Here are some records; copy every line that holds the word "your".
★ ★ ★ ★
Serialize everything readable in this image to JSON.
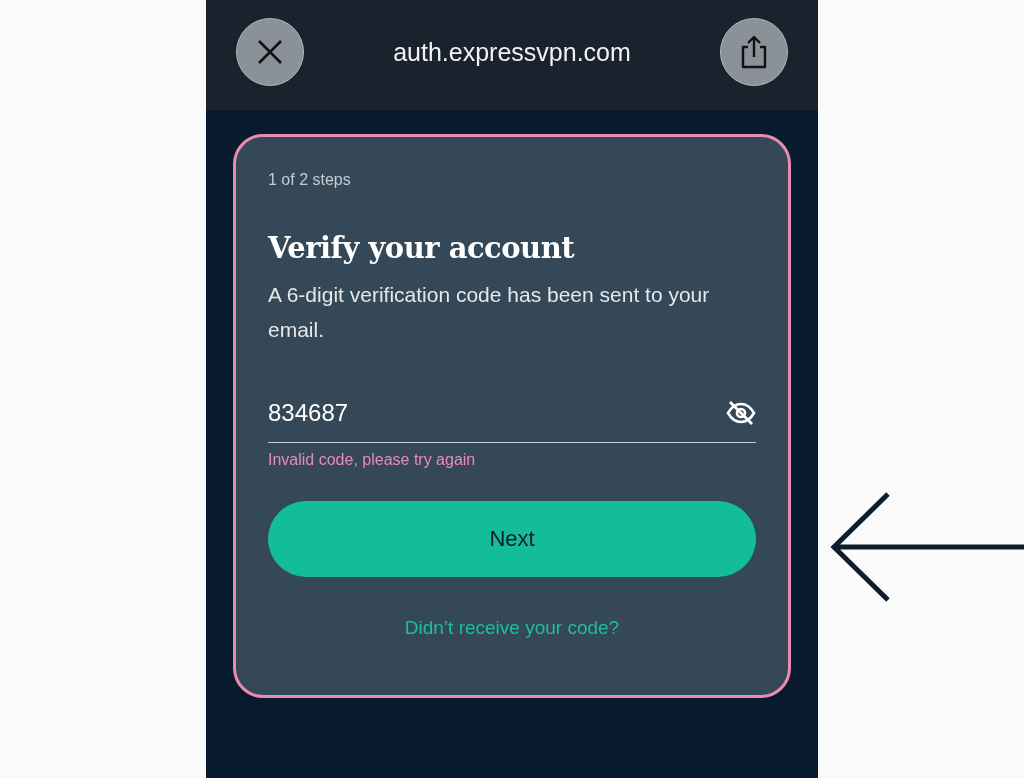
{
  "browser_bar": {
    "url": "auth.expressvpn.com"
  },
  "card": {
    "step": "1 of 2 steps",
    "title": "Verify your account",
    "description": "A 6-digit verification code has been sent to your email.",
    "code_field": {
      "value": "834687",
      "masked": false
    },
    "error": "Invalid code, please try again",
    "next_button": "Next",
    "resend_link": "Didn’t receive your code?"
  }
}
★ ★ ★ ★
#### [TASK ANSWER]
    "title": "Verify your account",
    "description": "A 6-digit verification code has been sent to your email.",
    "resend_link": "Didn’t receive your code?"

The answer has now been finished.